Written task:
Write the records out again, precisely as they stand.

▽

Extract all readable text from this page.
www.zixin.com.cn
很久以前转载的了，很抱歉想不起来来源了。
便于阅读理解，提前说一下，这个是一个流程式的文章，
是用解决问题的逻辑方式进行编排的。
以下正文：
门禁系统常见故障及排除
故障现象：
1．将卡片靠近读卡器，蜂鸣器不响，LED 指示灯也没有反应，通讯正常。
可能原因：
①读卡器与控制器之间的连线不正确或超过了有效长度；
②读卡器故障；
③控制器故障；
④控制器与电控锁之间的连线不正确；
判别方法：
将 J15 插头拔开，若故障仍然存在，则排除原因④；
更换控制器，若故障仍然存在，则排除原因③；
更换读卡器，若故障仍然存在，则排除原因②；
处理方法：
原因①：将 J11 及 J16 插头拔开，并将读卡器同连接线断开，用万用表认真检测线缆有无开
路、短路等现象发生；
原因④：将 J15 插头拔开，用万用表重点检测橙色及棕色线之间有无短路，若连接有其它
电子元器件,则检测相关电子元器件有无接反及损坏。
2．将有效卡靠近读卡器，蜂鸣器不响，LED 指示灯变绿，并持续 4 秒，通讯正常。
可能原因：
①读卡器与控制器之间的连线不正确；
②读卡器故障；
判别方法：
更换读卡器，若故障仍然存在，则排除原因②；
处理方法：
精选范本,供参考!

△

Answer to this task:
Extract all readable text from this page.
www.zixin.com.cn
很久以前转载的了，很抱歉想不起来来源了。
便于阅读理解，提前说一下，这个是一个流程式的文章，
是用解决问题的逻辑方式进行编排的。
以下正文：
门禁系统常见故障及排除
故障现象：
1．将卡片靠近读卡器，蜂鸣器不响，LED 指示灯也没有反应，通讯正常。
可能原因：
①读卡器与控制器之间的连线不正确或超过了有效长度；
②读卡器故障；
③控制器故障；
④控制器与电控锁之间的连线不正确；
判别方法：
将 J15 插头拔开，若故障仍然存在，则排除原因④；
更换控制器，若故障仍然存在，则排除原因③；
更换读卡器，若故障仍然存在，则排除原因②；
处理方法：
原因①：将 J11 及 J16 插头拔开，并将读卡器同连接线断开，用万用表认真检测线缆有无开
路、短路等现象发生；
原因④：将 J15 插头拔开，用万用表重点检测橙色及棕色线之间有无短路，若连接有其它
电子元器件,则检测相关电子元器件有无接反及损坏。
2．将有效卡靠近读卡器，蜂鸣器不响，LED 指示灯变绿，并持续 4 秒，通讯正常。
可能原因：
①读卡器与控制器之间的连线不正确；
②读卡器故障；
判别方法：
更换读卡器，若故障仍然存在，则排除原因②；
处理方法：
精选范本,供参考!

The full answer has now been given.